DATASET CONTENT:
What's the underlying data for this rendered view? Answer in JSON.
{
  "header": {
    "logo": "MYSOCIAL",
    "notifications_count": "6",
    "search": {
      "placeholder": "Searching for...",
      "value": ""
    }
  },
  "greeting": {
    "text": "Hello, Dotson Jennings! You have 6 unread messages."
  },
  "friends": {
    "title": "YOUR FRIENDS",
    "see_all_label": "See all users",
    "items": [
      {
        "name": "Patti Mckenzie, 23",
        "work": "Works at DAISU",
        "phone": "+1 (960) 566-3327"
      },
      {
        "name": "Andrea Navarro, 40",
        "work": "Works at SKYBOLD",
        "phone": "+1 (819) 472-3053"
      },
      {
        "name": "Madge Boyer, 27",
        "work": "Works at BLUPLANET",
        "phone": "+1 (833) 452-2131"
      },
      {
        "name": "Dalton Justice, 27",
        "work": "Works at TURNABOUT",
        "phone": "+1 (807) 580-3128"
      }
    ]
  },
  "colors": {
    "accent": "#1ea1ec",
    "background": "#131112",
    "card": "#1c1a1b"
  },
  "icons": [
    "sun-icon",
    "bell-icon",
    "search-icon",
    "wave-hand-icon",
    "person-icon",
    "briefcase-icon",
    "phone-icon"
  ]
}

REQUIRED WORK: Give the material above again, word for word.

OUTPUT OF THE TASK:
What's the underlying data for this rendered view? Answer in JSON.
{
  "header": {
    "logo": "MYSOCIAL",
    "notifications_count": "6",
    "search": {
      "placeholder": "Searching for...",
      "value": ""
    }
  },
  "greeting": {
    "text": "Hello, Dotson Jennings! You have 6 unread messages."
  },
  "friends": {
    "title": "YOUR FRIENDS",
    "see_all_label": "See all users",
    "items": [
      {
        "name": "Patti Mckenzie, 23",
        "work": "Works at DAISU",
        "phone": "+1 (960) 566-3327"
      },
      {
        "name": "Andrea Navarro, 40",
        "work": "Works at SKYBOLD",
        "phone": "+1 (819) 472-3053"
      },
      {
        "name": "Madge Boyer, 27",
        "work": "Works at BLUPLANET",
        "phone": "+1 (833) 452-2131"
      },
      {
        "name": "Dalton Justice, 27",
        "work": "Works at TURNABOUT",
        "phone": "+1 (807) 580-3128"
      }
    ]
  },
  "colors": {
    "accent": "#1ea1ec",
    "background": "#131112",
    "card": "#1c1a1b"
  },
  "icons": [
    "sun-icon",
    "bell-icon",
    "search-icon",
    "wave-hand-icon",
    "person-icon",
    "briefcase-icon",
    "phone-icon"
  ]
}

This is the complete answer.